#### Requirements
Pull out every line with the word "معمولا" from the entries below.

Entries taken from a collection

--- Begin ---

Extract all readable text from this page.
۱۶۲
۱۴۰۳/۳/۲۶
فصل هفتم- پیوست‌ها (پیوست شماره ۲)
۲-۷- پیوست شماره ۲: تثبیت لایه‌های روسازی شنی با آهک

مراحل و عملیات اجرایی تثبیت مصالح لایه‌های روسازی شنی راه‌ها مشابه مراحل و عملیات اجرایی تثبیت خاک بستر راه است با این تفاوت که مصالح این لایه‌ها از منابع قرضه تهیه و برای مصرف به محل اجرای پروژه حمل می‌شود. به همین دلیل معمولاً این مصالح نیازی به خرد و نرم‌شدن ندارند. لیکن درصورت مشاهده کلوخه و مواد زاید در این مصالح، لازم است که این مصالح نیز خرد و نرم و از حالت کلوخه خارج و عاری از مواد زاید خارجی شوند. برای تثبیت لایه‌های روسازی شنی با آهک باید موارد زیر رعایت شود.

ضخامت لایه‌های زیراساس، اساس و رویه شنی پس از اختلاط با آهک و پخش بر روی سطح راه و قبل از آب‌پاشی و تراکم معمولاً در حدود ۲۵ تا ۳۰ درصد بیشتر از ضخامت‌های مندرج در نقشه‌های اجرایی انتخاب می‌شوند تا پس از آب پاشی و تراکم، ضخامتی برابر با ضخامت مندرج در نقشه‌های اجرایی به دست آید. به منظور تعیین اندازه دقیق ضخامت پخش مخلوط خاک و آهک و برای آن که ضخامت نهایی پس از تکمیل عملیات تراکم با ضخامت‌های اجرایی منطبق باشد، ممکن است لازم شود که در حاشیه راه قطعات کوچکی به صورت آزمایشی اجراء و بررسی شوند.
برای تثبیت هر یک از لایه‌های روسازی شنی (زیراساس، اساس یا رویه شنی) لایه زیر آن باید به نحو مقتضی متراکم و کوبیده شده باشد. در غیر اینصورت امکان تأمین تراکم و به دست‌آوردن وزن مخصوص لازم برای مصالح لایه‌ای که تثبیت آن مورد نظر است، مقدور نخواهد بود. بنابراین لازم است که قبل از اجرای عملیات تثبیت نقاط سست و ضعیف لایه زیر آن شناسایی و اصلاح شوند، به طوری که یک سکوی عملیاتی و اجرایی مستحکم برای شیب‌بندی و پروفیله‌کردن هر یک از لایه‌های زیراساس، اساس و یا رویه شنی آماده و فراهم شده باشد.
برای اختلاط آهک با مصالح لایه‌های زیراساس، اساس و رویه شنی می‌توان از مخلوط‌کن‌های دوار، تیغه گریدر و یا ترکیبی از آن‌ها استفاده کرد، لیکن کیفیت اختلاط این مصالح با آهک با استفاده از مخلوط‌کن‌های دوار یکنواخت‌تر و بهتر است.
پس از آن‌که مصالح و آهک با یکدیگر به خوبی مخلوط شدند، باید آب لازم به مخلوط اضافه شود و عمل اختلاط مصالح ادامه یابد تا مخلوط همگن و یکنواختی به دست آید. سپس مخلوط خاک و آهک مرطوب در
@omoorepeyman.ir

--- End ---

#### Response
مراحل و عملیات اجرایی تثبیت مصالح لایه‌های روسازی شنی راه‌ها مشابه مراحل و عملیات اجرایی تثبیت خاک بستر راه است با این تفاوت که مصالح این لایه‌ها از منابع قرضه تهیه و برای مصرف به محل اجرای پروژه حمل می‌شود. به همین دلیل معمولاً این مصالح نیازی به خرد و نرم‌شدن ندارند. لیکن درصورت مشاهده کلوخه و مواد زاید در این مصالح، لازم است که این مصالح نیز خرد و نرم و از حالت کلوخه خارج و عاری از مواد زاید خارجی شوند. برای تثبیت لایه‌های روسازی شنی با آهک باید موارد زیر رعایت شود.
ضخامت لایه‌های زیراساس، اساس و رویه شنی پس از اختلاط با آهک و پخش بر روی سطح راه و قبل از آب‌پاشی و تراکم معمولاً در حدود ۲۵ تا ۳۰ درصد بیشتر از ضخامت‌های مندرج در نقشه‌های اجرایی انتخاب می‌شوند تا پس از آب پاشی و تراکم، ضخامتی برابر با ضخامت مندرج در نقشه‌های اجرایی به دست آید. به منظور تعیین اندازه دقیق ضخامت پخش مخلوط خاک و آهک و برای آن که ضخامت نهایی پس از تکمیل عملیات تراکم با ضخامت‌های اجرایی منطبق باشد، ممکن است لازم شود که در حاشیه راه قطعات کوچکی به صورت آزمایشی اجراء و بررسی شوند.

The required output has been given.